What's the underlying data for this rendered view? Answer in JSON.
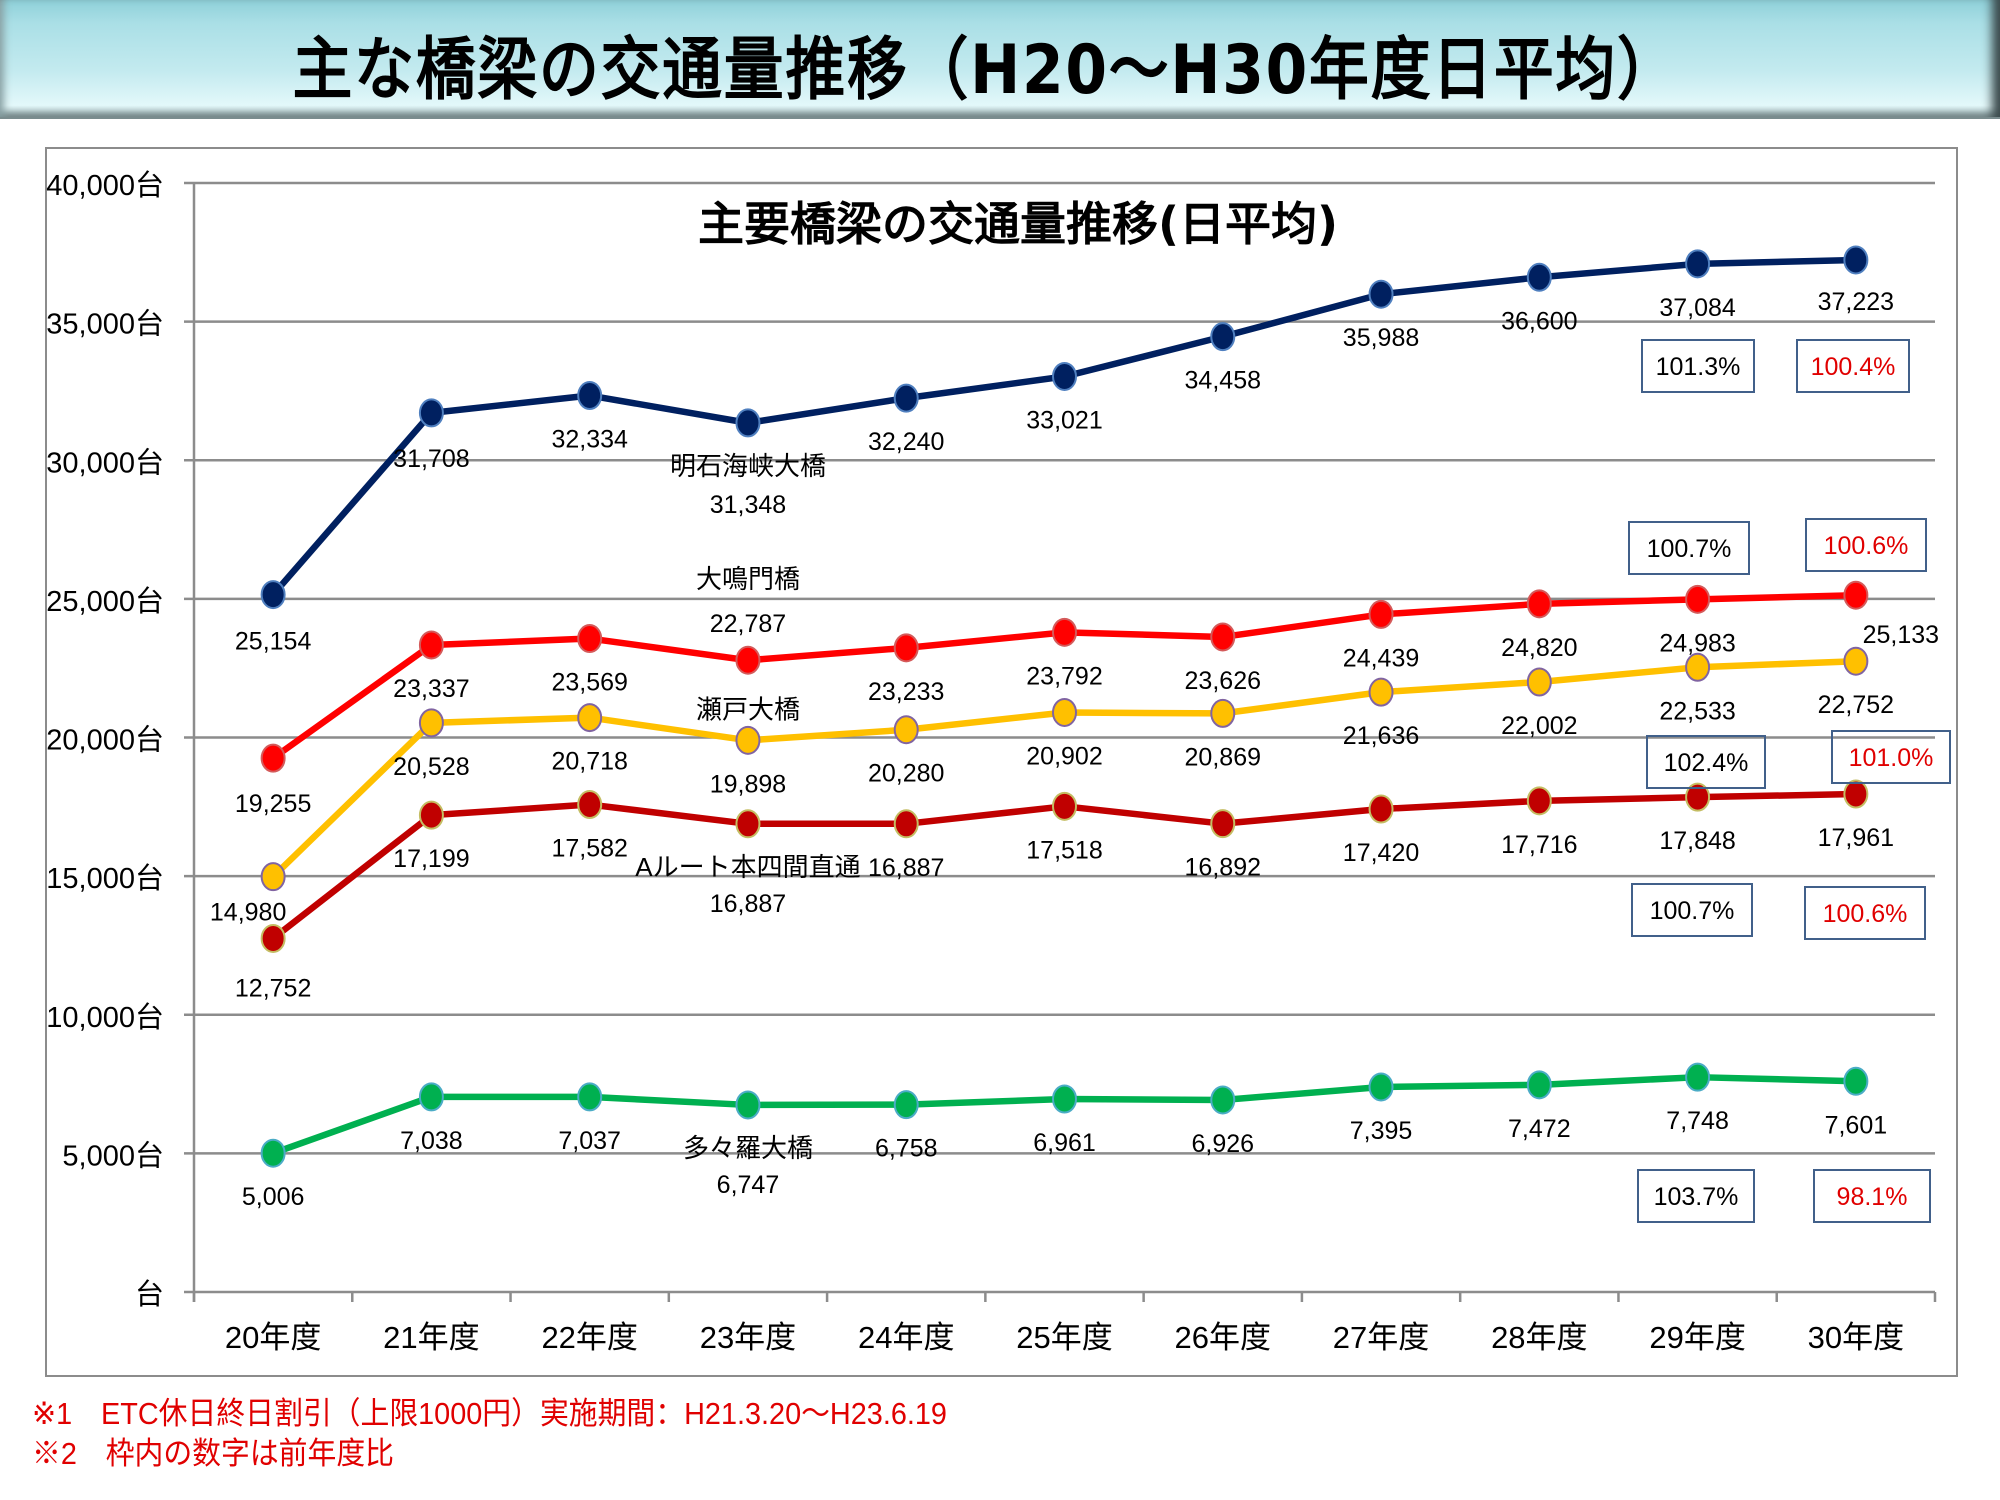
{
  "header": {
    "title": "主な橋梁の交通量推移（H20～H30年度日平均）"
  },
  "footnotes": [
    "※1　ETC休日終日割引（上限1000円）実施期間：H21.3.20～H23.6.19",
    "※2　枠内の数字は前年度比"
  ],
  "chart_data": {
    "type": "line",
    "title": "主要橋梁の交通量推移(日平均)",
    "xlabel": "",
    "ylabel": "",
    "categories": [
      "20年度",
      "21年度",
      "22年度",
      "23年度",
      "24年度",
      "25年度",
      "26年度",
      "27年度",
      "28年度",
      "29年度",
      "30年度"
    ],
    "ylim": [
      0,
      40000
    ],
    "yticks": [
      0,
      5000,
      10000,
      15000,
      20000,
      25000,
      30000,
      35000,
      40000
    ],
    "ytick_labels": [
      "台",
      "5,000台",
      "10,000台",
      "15,000台",
      "20,000台",
      "25,000台",
      "30,000台",
      "35,000台",
      "40,000台"
    ],
    "grid": true,
    "legend": "none (series names shown as inline labels at 23年度)",
    "series": [
      {
        "name": "明石海峡大橋",
        "color": "#002060",
        "values": [
          25154,
          31708,
          32334,
          31348,
          32240,
          33021,
          34458,
          35988,
          36600,
          37084,
          37223
        ],
        "labels": [
          "25,154",
          "31,708",
          "32,334",
          "31,348",
          "32,240",
          "33,021",
          "34,458",
          "35,988",
          "36,600",
          "37,084",
          "37,223"
        ],
        "yoy_ratios": [
          {
            "category": "29年度",
            "text": "101.3%",
            "color": "#000000"
          },
          {
            "category": "30年度",
            "text": "100.4%",
            "color": "#e00000"
          }
        ]
      },
      {
        "name": "大鳴門橋",
        "color": "#ff0000",
        "values": [
          19255,
          23337,
          23569,
          22787,
          23233,
          23792,
          23626,
          24439,
          24820,
          24983,
          25133
        ],
        "labels": [
          "19,255",
          "23,337",
          "23,569",
          "22,787",
          "23,233",
          "23,792",
          "23,626",
          "24,439",
          "24,820",
          "24,983",
          "25,133"
        ],
        "yoy_ratios": [
          {
            "category": "29年度",
            "text": "100.7%",
            "color": "#000000"
          },
          {
            "category": "30年度",
            "text": "100.6%",
            "color": "#e00000"
          }
        ]
      },
      {
        "name": "瀬戸大橋",
        "color": "#ffc000",
        "values": [
          14980,
          20528,
          20718,
          19898,
          20280,
          20902,
          20869,
          21636,
          22002,
          22533,
          22752
        ],
        "labels": [
          "14,980",
          "20,528",
          "20,718",
          "19,898",
          "20,280",
          "20,902",
          "20,869",
          "21,636",
          "22,002",
          "22,533",
          "22,752"
        ],
        "yoy_ratios": [
          {
            "category": "29年度",
            "text": "102.4%",
            "color": "#000000"
          },
          {
            "category": "30年度",
            "text": "101.0%",
            "color": "#e00000"
          }
        ]
      },
      {
        "name": "Aルート本四間直通",
        "color": "#c00000",
        "values": [
          12752,
          17199,
          17582,
          16887,
          16887,
          17518,
          16892,
          17420,
          17716,
          17848,
          17961
        ],
        "labels": [
          "12,752",
          "17,199",
          "17,582",
          "16,887",
          "16,887",
          "17,518",
          "16,892",
          "17,420",
          "17,716",
          "17,848",
          "17,961"
        ],
        "yoy_ratios": [
          {
            "category": "29年度",
            "text": "100.7%",
            "color": "#000000"
          },
          {
            "category": "30年度",
            "text": "100.6%",
            "color": "#e00000"
          }
        ]
      },
      {
        "name": "多々羅大橋",
        "color": "#00b050",
        "values": [
          5006,
          7038,
          7037,
          6747,
          6758,
          6961,
          6926,
          7395,
          7472,
          7748,
          7601
        ],
        "labels": [
          "5,006",
          "7,038",
          "7,037",
          "6,747",
          "6,758",
          "6,961",
          "6,926",
          "7,395",
          "7,472",
          "7,748",
          "7,601"
        ],
        "yoy_ratios": [
          {
            "category": "29年度",
            "text": "103.7%",
            "color": "#000000"
          },
          {
            "category": "30年度",
            "text": "98.1%",
            "color": "#e00000"
          }
        ]
      }
    ]
  }
}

§ Task brief
The data above needs to be retyped exactly, with the images left out.

§ Task answer
What's the underlying data for this rendered view? Answer in JSON.
{
  "header": {
    "title": "主な橋梁の交通量推移（H20～H30年度日平均）"
  },
  "footnotes": [
    "※1　ETC休日終日割引（上限1000円）実施期間：H21.3.20～H23.6.19",
    "※2　枠内の数字は前年度比"
  ],
  "chart_data": {
    "type": "line",
    "title": "主要橋梁の交通量推移(日平均)",
    "xlabel": "",
    "ylabel": "",
    "categories": [
      "20年度",
      "21年度",
      "22年度",
      "23年度",
      "24年度",
      "25年度",
      "26年度",
      "27年度",
      "28年度",
      "29年度",
      "30年度"
    ],
    "ylim": [
      0,
      40000
    ],
    "yticks": [
      0,
      5000,
      10000,
      15000,
      20000,
      25000,
      30000,
      35000,
      40000
    ],
    "ytick_labels": [
      "台",
      "5,000台",
      "10,000台",
      "15,000台",
      "20,000台",
      "25,000台",
      "30,000台",
      "35,000台",
      "40,000台"
    ],
    "grid": true,
    "legend": "none (series names shown as inline labels at 23年度)",
    "series": [
      {
        "name": "明石海峡大橋",
        "color": "#002060",
        "values": [
          25154,
          31708,
          32334,
          31348,
          32240,
          33021,
          34458,
          35988,
          36600,
          37084,
          37223
        ],
        "labels": [
          "25,154",
          "31,708",
          "32,334",
          "31,348",
          "32,240",
          "33,021",
          "34,458",
          "35,988",
          "36,600",
          "37,084",
          "37,223"
        ],
        "yoy_ratios": [
          {
            "category": "29年度",
            "text": "101.3%",
            "color": "#000000"
          },
          {
            "category": "30年度",
            "text": "100.4%",
            "color": "#e00000"
          }
        ]
      },
      {
        "name": "大鳴門橋",
        "color": "#ff0000",
        "values": [
          19255,
          23337,
          23569,
          22787,
          23233,
          23792,
          23626,
          24439,
          24820,
          24983,
          25133
        ],
        "labels": [
          "19,255",
          "23,337",
          "23,569",
          "22,787",
          "23,233",
          "23,792",
          "23,626",
          "24,439",
          "24,820",
          "24,983",
          "25,133"
        ],
        "yoy_ratios": [
          {
            "category": "29年度",
            "text": "100.7%",
            "color": "#000000"
          },
          {
            "category": "30年度",
            "text": "100.6%",
            "color": "#e00000"
          }
        ]
      },
      {
        "name": "瀬戸大橋",
        "color": "#ffc000",
        "values": [
          14980,
          20528,
          20718,
          19898,
          20280,
          20902,
          20869,
          21636,
          22002,
          22533,
          22752
        ],
        "labels": [
          "14,980",
          "20,528",
          "20,718",
          "19,898",
          "20,280",
          "20,902",
          "20,869",
          "21,636",
          "22,002",
          "22,533",
          "22,752"
        ],
        "yoy_ratios": [
          {
            "category": "29年度",
            "text": "102.4%",
            "color": "#000000"
          },
          {
            "category": "30年度",
            "text": "101.0%",
            "color": "#e00000"
          }
        ]
      },
      {
        "name": "Aルート本四間直通",
        "color": "#c00000",
        "values": [
          12752,
          17199,
          17582,
          16887,
          16887,
          17518,
          16892,
          17420,
          17716,
          17848,
          17961
        ],
        "labels": [
          "12,752",
          "17,199",
          "17,582",
          "16,887",
          "16,887",
          "17,518",
          "16,892",
          "17,420",
          "17,716",
          "17,848",
          "17,961"
        ],
        "yoy_ratios": [
          {
            "category": "29年度",
            "text": "100.7%",
            "color": "#000000"
          },
          {
            "category": "30年度",
            "text": "100.6%",
            "color": "#e00000"
          }
        ]
      },
      {
        "name": "多々羅大橋",
        "color": "#00b050",
        "values": [
          5006,
          7038,
          7037,
          6747,
          6758,
          6961,
          6926,
          7395,
          7472,
          7748,
          7601
        ],
        "labels": [
          "5,006",
          "7,038",
          "7,037",
          "6,747",
          "6,758",
          "6,961",
          "6,926",
          "7,395",
          "7,472",
          "7,748",
          "7,601"
        ],
        "yoy_ratios": [
          {
            "category": "29年度",
            "text": "103.7%",
            "color": "#000000"
          },
          {
            "category": "30年度",
            "text": "98.1%",
            "color": "#e00000"
          }
        ]
      }
    ]
  }
}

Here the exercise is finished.